GIVEN RECORDS:
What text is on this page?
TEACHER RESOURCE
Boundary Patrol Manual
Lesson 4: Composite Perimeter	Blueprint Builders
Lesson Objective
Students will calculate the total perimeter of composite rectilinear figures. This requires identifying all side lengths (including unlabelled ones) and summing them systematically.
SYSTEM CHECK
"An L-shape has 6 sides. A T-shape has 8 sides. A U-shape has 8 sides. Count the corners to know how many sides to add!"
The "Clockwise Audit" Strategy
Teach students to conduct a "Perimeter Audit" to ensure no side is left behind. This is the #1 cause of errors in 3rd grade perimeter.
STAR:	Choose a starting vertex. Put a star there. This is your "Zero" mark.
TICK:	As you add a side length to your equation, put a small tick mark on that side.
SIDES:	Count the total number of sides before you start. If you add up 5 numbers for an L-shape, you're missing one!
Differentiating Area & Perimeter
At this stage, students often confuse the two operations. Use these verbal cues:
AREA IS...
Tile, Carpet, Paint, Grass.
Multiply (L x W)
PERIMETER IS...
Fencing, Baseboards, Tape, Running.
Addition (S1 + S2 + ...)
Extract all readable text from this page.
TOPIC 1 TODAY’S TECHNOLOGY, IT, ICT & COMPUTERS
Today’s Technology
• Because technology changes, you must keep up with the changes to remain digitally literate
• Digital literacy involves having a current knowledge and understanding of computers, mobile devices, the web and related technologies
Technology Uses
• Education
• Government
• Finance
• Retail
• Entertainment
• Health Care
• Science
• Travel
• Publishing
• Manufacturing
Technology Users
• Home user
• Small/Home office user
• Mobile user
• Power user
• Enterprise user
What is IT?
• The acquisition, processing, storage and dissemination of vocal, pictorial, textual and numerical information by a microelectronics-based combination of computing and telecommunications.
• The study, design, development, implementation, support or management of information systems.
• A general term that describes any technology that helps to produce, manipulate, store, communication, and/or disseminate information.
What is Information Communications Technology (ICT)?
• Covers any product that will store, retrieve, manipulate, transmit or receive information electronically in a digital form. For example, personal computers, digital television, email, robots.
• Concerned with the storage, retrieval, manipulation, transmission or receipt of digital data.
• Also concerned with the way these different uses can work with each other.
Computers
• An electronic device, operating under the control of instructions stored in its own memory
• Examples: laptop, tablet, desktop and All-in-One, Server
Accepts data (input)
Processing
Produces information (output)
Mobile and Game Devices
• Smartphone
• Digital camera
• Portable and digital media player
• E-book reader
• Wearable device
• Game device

INSTRUCTIONS FOR THE TASK: For the listing above, identify each line bearing "manipulate".

EXPECTED ANSWER:
• A general term that describes any technology that helps to produce, manipulate, store, communication, and/or disseminate information.
• Covers any product that will store, retrieve, manipulate, transmit or receive information electronically in a digital form. For example, personal computers, digital television, email, robots.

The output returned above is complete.